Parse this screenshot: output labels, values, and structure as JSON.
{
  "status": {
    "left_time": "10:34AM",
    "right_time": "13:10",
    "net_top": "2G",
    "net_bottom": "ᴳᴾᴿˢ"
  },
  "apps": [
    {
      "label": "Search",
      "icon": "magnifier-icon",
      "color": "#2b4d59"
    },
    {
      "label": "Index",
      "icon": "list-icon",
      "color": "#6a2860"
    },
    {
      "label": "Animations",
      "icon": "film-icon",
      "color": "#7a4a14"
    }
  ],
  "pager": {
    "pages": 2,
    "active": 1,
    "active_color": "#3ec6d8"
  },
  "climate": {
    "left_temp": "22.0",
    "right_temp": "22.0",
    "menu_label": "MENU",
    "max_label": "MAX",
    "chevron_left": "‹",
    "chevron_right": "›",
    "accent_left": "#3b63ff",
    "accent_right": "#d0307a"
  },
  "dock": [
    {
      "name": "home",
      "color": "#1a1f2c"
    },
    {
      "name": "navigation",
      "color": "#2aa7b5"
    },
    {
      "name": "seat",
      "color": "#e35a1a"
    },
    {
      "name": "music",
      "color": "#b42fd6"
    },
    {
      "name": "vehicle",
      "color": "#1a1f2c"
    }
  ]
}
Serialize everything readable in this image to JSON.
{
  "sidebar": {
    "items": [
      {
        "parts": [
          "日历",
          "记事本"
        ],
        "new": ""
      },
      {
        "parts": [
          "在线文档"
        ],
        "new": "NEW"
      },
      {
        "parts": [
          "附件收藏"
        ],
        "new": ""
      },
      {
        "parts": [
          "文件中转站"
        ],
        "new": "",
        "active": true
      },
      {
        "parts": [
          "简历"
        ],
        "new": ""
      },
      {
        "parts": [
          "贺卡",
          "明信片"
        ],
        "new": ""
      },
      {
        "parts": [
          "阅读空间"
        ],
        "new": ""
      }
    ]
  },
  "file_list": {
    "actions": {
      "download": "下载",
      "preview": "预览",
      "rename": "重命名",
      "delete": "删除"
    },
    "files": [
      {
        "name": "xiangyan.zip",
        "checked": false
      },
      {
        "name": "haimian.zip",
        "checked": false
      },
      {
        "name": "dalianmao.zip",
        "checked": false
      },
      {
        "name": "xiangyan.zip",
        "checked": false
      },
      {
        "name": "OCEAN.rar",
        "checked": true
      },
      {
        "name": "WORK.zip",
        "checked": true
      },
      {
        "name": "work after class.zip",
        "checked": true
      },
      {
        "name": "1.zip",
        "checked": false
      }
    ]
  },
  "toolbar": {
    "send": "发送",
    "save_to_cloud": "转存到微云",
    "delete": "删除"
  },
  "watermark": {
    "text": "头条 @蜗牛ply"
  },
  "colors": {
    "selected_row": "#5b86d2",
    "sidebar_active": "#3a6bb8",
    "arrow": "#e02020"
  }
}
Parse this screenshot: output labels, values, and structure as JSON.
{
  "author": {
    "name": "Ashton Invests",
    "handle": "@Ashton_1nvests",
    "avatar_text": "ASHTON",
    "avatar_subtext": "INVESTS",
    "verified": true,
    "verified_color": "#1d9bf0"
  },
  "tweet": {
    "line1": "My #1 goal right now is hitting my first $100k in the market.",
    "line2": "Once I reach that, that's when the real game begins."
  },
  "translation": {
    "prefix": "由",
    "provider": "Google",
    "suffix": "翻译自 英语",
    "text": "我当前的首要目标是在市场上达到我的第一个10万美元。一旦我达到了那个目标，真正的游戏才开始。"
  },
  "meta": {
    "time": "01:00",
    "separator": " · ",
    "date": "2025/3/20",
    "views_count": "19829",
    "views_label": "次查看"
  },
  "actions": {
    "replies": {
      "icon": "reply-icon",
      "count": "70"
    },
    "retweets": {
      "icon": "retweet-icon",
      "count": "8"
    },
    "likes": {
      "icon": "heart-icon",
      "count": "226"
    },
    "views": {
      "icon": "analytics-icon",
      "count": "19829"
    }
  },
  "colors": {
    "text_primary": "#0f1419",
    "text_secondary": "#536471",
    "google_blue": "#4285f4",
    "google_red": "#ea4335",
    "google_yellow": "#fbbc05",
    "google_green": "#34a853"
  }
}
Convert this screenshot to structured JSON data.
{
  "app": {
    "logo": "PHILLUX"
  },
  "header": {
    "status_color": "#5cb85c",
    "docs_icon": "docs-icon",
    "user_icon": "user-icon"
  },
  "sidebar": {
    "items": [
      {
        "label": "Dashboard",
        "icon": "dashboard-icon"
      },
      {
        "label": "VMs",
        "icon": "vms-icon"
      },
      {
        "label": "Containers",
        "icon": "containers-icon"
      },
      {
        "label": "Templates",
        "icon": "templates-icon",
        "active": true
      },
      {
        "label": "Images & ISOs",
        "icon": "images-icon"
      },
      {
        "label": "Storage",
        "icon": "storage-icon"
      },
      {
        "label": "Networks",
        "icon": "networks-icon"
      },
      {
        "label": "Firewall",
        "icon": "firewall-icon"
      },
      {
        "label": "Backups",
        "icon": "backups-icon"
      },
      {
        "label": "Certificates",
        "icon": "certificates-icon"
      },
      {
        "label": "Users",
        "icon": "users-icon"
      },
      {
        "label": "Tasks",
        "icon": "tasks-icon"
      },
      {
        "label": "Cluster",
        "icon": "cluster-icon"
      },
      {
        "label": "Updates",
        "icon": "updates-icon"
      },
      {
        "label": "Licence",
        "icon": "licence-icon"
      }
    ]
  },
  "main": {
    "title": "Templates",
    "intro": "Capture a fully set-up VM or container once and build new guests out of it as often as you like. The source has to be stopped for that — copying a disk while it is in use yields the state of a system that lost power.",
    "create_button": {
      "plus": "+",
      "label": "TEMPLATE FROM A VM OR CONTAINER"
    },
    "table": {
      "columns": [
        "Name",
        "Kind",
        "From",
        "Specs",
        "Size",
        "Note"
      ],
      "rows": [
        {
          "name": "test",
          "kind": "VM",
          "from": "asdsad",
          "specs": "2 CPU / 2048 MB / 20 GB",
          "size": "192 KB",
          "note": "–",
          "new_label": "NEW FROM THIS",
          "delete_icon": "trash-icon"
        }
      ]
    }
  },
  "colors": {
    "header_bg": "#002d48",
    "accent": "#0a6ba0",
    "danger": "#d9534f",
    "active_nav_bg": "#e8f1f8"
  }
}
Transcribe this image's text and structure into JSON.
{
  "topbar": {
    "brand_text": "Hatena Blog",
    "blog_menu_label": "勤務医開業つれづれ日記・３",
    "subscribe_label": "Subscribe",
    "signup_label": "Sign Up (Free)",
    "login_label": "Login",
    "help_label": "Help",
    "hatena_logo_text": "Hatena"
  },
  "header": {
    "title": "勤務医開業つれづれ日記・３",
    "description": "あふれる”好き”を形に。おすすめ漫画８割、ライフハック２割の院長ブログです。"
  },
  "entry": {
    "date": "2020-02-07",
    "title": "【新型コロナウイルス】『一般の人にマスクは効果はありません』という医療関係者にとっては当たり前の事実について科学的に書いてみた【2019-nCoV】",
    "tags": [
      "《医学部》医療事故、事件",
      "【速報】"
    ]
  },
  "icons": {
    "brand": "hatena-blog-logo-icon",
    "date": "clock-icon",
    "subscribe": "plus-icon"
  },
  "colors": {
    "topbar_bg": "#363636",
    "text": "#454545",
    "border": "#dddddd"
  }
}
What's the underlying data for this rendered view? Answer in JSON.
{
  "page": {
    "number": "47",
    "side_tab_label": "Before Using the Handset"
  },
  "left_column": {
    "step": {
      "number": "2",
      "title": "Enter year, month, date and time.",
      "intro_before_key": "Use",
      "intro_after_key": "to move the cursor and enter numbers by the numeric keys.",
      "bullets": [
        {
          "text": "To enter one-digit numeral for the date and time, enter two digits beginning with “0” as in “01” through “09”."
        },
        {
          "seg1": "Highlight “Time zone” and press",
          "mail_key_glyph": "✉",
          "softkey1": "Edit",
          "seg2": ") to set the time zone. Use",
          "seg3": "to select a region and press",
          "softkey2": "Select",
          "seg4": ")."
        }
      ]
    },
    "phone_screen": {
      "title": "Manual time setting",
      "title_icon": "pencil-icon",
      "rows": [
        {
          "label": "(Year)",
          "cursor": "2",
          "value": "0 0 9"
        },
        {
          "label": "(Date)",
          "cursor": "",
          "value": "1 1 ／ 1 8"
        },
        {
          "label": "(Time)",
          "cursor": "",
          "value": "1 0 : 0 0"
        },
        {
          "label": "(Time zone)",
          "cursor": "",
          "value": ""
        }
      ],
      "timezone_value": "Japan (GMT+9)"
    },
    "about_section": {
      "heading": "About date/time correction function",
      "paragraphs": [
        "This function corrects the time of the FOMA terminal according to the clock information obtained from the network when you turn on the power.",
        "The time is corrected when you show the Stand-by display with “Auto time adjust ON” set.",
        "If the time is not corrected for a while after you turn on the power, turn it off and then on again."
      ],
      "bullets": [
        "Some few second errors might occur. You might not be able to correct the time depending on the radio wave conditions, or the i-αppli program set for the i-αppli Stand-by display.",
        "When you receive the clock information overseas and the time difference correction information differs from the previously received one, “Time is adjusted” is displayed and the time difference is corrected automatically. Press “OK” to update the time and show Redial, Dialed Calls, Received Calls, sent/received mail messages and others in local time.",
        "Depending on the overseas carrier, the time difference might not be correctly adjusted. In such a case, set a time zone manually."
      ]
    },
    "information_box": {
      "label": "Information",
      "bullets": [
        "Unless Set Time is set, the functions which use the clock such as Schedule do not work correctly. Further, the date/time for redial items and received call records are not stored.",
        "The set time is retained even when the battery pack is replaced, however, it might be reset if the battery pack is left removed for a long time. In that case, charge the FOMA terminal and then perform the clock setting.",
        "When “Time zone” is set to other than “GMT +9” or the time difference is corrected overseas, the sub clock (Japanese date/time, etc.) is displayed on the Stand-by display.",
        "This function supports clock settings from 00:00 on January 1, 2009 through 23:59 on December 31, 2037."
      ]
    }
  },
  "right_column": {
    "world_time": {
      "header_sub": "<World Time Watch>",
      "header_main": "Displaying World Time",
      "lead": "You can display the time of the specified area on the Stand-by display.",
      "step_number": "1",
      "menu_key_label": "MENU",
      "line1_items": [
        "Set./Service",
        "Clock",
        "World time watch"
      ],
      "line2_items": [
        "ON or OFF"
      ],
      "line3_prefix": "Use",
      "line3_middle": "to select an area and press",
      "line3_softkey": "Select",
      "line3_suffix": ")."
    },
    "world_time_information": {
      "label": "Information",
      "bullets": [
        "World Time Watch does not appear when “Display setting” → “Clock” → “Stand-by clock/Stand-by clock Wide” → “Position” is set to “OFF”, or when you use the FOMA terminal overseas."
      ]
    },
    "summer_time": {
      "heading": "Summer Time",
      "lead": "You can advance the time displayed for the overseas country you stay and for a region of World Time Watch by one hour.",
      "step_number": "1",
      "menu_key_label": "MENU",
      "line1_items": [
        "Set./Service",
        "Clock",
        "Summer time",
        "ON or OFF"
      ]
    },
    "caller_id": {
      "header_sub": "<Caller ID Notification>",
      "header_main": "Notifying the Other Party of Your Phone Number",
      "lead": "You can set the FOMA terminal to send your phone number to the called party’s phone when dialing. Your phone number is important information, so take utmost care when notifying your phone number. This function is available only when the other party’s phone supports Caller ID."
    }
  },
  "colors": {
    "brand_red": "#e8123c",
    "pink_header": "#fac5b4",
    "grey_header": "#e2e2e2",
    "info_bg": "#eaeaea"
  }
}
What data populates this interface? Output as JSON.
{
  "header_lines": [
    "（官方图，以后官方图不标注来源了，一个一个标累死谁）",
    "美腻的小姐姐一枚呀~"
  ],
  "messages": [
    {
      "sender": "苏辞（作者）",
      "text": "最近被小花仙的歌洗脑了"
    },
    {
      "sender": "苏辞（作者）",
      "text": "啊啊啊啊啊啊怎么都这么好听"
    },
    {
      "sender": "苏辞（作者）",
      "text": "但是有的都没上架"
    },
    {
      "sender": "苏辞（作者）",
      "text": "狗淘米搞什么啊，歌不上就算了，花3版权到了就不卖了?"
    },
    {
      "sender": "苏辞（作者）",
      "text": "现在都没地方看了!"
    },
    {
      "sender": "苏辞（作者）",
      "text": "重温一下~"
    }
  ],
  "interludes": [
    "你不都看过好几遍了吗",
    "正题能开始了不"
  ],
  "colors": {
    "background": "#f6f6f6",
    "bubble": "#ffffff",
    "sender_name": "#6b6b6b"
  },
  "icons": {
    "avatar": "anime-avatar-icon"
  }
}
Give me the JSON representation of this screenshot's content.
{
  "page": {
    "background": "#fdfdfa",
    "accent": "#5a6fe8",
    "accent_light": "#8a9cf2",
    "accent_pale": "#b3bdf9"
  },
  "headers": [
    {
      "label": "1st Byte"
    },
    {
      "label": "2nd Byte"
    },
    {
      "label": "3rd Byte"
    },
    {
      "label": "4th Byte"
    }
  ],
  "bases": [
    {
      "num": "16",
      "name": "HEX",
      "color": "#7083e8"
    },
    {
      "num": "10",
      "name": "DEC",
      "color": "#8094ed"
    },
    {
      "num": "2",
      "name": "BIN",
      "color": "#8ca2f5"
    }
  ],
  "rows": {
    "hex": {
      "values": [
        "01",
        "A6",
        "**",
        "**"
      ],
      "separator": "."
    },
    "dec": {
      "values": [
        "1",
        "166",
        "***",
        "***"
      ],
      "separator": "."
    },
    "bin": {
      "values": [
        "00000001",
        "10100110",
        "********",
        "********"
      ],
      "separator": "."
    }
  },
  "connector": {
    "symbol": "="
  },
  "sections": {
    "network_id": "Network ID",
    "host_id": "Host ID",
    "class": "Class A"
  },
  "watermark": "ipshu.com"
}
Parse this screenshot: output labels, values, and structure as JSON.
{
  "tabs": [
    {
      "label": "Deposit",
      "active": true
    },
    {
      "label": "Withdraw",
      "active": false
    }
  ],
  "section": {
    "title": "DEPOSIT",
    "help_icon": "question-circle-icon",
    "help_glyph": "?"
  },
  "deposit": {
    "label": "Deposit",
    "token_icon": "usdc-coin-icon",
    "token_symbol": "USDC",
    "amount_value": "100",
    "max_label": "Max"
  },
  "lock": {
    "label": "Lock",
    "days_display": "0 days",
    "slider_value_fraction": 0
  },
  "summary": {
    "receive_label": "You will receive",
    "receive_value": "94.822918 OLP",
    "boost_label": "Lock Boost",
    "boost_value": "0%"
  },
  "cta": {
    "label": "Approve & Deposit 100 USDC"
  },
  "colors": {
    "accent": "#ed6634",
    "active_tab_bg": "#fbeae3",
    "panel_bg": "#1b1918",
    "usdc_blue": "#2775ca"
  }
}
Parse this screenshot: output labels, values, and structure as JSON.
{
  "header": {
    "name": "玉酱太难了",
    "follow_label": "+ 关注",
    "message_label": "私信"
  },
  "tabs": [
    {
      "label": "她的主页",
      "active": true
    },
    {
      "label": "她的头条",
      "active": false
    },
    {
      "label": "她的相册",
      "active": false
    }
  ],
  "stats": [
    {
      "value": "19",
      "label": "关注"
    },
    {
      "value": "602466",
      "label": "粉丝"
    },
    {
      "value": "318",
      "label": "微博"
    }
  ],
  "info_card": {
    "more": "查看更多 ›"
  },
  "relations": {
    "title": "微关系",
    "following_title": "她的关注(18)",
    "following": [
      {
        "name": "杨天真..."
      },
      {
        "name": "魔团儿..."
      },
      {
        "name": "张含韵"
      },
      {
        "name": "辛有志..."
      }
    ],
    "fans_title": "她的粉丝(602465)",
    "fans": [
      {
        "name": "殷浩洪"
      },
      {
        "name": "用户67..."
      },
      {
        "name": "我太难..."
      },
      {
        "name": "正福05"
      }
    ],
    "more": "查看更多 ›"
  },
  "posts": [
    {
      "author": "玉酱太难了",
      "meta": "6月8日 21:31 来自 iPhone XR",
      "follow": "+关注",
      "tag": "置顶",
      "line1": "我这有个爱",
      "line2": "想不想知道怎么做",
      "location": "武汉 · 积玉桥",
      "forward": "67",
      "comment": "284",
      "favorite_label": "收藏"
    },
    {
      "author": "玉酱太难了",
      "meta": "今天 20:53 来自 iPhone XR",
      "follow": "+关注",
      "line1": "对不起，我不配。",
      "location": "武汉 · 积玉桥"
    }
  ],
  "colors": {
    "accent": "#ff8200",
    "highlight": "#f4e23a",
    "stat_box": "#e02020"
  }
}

______________________________

Report each line in the preceding entries that holds the string "then".

        "If the time is not corrected for a while after you turn on the power, turn it off and then on again."
        "The set time is retained even when the battery pack is replaced, however, it might be reset if the battery pack is left removed for a long time. In that case, charge the FOMA terminal and then perform the clock setting.",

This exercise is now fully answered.